**Task to complete**
Look through the records below, and copy out every line that holds the string "radiator".

**Data excerpts**
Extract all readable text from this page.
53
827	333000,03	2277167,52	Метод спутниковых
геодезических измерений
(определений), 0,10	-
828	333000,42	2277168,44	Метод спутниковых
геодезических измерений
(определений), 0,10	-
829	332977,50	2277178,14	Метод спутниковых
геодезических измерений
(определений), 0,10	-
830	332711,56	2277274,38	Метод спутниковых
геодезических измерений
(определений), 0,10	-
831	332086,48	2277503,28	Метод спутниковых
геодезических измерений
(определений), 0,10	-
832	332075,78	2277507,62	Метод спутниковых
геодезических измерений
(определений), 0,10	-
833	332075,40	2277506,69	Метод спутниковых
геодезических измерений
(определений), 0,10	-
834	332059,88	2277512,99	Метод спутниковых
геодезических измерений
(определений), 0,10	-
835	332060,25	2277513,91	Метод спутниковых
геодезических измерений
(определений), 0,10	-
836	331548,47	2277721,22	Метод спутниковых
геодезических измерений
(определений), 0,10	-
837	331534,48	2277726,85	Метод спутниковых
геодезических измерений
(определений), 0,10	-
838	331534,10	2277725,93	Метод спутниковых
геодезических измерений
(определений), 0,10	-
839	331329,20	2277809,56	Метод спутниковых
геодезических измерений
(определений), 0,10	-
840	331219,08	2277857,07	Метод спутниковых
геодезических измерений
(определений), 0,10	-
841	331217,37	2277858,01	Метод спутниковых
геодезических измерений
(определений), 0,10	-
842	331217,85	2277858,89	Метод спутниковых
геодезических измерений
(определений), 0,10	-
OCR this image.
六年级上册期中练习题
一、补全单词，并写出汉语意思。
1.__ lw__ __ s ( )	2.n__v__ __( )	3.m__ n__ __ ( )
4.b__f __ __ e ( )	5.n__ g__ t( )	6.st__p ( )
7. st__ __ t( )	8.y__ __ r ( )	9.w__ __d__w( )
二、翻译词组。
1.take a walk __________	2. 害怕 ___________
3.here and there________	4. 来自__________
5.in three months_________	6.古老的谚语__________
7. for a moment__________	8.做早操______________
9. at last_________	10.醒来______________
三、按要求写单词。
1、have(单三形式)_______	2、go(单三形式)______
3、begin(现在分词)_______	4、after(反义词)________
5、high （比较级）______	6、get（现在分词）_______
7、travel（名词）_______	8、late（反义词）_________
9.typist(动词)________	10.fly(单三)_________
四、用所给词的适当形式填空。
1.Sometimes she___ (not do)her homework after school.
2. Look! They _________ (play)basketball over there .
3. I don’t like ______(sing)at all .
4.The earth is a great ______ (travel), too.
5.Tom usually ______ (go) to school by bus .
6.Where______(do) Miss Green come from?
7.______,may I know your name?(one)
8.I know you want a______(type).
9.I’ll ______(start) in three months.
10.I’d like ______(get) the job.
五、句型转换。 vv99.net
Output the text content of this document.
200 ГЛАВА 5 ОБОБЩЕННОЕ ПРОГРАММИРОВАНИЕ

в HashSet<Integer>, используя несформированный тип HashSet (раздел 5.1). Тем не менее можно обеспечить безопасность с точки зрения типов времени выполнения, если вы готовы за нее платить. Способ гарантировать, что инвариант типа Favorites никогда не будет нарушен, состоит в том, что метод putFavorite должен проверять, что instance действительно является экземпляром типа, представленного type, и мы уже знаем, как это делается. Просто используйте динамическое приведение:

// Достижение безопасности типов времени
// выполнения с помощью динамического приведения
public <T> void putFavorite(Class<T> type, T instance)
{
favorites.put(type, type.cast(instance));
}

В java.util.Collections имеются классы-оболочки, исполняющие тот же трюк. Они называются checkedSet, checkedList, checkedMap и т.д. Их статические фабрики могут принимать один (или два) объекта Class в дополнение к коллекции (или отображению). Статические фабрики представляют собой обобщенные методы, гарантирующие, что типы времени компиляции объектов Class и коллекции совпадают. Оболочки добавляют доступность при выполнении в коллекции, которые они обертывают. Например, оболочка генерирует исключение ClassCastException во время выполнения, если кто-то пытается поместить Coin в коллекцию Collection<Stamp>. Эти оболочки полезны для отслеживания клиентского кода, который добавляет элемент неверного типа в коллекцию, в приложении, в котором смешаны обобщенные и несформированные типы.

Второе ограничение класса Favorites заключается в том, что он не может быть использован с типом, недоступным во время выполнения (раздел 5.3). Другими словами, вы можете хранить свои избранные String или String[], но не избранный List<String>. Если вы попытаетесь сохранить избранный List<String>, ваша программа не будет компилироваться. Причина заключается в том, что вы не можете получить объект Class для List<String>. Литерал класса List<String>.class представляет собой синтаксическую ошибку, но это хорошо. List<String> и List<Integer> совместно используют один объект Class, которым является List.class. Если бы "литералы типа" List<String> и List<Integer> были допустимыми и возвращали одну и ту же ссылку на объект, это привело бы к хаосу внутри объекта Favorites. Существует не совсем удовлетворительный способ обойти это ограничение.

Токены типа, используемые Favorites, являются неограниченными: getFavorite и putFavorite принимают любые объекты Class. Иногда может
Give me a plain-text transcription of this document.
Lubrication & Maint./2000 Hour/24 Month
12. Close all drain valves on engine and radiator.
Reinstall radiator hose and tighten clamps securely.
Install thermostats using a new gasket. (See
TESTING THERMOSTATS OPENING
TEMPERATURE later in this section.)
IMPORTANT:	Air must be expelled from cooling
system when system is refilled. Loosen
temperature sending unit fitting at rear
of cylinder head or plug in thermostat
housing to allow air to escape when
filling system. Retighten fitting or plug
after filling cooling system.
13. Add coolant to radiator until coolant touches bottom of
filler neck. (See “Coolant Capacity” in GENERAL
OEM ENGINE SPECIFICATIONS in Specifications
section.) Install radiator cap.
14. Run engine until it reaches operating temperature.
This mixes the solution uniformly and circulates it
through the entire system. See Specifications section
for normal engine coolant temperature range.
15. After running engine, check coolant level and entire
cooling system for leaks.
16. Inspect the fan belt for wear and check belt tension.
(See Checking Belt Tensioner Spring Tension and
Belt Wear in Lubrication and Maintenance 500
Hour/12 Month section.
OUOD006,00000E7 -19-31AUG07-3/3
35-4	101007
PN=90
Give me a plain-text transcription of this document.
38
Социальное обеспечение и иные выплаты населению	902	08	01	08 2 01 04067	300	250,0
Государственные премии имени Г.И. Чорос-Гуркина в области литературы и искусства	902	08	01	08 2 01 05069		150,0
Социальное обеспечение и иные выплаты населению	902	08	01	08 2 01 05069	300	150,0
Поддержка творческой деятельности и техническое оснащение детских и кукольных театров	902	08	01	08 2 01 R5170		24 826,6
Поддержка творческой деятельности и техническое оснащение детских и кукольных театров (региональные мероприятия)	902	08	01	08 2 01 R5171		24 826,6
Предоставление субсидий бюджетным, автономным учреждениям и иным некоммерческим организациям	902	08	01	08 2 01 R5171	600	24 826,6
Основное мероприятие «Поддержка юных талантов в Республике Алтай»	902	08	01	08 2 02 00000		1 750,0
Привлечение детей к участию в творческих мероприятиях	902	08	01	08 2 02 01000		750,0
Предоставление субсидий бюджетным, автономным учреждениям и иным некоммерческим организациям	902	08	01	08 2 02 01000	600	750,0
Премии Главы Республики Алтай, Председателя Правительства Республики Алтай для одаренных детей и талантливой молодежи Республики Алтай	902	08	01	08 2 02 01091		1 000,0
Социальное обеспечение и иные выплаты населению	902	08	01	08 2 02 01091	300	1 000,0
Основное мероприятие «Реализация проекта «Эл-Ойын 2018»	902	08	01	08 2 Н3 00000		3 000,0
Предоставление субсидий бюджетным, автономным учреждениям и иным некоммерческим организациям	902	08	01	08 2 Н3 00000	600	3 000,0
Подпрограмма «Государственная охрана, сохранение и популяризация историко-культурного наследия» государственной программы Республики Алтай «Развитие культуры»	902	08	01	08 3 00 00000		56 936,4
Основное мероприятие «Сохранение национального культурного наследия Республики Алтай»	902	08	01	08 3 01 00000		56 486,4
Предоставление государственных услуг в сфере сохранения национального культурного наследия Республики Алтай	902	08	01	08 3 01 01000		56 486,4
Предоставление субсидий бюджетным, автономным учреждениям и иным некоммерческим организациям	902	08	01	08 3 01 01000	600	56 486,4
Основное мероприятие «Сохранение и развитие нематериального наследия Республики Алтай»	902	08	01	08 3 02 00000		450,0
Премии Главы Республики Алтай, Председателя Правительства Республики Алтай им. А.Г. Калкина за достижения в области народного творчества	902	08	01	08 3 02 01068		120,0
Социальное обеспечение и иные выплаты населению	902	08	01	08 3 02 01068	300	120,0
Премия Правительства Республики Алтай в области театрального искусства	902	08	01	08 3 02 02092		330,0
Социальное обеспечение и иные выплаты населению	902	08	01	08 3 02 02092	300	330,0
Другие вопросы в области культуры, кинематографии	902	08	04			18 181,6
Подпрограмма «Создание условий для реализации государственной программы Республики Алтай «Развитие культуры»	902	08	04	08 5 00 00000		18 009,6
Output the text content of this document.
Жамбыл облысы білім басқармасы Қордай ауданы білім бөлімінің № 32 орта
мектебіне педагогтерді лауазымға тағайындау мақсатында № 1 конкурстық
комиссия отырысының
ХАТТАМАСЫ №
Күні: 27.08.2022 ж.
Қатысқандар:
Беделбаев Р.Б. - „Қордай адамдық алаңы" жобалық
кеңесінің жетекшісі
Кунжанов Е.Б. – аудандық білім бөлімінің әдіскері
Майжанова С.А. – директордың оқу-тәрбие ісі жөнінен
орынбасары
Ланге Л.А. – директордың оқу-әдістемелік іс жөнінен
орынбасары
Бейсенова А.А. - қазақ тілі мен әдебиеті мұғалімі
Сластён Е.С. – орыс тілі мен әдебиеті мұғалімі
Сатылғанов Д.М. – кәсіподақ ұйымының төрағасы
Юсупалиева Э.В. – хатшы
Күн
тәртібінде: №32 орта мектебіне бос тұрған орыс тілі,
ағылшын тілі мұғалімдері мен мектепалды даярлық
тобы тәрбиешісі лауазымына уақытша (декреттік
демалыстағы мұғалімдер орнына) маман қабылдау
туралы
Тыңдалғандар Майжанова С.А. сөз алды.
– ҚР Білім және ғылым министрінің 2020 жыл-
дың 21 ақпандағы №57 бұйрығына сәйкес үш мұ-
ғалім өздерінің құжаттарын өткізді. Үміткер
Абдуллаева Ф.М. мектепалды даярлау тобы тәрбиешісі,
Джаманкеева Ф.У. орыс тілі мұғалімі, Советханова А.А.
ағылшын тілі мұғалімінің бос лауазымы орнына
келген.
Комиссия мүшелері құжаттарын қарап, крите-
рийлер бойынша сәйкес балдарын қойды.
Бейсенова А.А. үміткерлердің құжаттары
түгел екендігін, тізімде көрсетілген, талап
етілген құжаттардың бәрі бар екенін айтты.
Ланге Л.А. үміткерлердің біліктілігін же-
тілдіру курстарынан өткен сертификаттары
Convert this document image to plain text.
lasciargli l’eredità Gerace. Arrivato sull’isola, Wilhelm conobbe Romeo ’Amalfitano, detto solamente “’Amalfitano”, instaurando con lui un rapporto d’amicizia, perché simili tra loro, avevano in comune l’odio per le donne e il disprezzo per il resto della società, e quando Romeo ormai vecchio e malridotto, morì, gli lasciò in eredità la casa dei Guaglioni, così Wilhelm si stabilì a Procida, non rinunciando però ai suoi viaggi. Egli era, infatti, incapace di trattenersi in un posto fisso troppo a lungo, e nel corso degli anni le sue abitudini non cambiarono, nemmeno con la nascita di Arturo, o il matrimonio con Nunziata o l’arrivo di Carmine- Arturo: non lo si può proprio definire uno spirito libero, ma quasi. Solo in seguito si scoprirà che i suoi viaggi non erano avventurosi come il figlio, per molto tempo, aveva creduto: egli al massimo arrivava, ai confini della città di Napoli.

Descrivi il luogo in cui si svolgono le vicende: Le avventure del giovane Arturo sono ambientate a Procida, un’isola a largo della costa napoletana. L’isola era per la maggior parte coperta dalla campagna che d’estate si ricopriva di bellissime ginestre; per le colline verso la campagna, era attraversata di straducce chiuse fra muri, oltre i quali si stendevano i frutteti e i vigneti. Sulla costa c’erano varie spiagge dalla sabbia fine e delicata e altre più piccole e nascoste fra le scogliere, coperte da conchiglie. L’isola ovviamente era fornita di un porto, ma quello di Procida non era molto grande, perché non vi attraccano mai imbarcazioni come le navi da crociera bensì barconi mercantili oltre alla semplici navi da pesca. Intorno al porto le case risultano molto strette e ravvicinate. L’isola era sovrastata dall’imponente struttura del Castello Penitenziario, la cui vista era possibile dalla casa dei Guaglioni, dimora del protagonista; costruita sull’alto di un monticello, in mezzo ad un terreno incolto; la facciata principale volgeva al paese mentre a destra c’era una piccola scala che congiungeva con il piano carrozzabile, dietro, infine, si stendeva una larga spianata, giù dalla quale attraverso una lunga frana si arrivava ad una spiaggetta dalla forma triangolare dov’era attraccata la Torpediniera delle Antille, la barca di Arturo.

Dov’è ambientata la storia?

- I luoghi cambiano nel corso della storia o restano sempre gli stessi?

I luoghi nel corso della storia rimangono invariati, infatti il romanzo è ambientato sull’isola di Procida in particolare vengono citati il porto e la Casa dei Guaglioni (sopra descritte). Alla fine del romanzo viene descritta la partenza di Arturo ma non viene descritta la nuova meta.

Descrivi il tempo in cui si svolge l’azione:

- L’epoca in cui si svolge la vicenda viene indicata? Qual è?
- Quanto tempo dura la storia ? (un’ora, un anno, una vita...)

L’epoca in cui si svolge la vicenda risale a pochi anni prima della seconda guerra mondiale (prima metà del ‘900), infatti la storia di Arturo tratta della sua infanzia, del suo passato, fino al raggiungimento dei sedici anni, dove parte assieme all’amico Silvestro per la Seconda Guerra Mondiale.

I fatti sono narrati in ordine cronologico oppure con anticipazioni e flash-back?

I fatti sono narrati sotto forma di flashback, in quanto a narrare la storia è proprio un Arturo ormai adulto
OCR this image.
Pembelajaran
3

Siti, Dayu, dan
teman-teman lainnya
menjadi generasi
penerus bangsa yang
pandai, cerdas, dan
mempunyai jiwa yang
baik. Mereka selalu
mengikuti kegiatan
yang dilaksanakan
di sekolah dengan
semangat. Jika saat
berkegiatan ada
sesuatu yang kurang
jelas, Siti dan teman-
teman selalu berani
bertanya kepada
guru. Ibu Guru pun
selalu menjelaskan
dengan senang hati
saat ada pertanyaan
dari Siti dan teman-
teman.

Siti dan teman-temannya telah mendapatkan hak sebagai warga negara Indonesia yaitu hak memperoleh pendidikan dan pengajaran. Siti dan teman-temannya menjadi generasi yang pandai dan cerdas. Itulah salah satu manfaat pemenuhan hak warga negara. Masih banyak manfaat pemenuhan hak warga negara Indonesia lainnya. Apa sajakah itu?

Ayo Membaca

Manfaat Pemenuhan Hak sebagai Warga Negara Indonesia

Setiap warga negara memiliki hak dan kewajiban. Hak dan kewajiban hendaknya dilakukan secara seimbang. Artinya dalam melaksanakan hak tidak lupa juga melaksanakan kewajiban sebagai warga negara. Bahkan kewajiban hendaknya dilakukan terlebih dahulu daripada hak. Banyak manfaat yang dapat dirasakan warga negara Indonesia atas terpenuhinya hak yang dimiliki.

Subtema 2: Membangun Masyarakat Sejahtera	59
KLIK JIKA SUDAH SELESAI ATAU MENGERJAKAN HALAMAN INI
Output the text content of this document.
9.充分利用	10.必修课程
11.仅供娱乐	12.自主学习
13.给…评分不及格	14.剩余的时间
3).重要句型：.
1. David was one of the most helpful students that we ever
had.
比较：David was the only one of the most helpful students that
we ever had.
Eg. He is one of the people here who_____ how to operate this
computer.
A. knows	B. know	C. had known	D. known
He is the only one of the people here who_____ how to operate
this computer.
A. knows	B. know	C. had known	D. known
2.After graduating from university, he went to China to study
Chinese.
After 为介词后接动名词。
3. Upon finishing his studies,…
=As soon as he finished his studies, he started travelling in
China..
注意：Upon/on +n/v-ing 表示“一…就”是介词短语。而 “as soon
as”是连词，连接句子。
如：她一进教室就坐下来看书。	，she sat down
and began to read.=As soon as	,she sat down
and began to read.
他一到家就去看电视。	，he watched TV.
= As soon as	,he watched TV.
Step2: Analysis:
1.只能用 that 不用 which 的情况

**Result below**
12. Close all drain valves on engine and radiator.
Reinstall radiator hose and tighten clamps securely.
13. Add coolant to radiator until coolant touches bottom of
section.) Install radiator cap.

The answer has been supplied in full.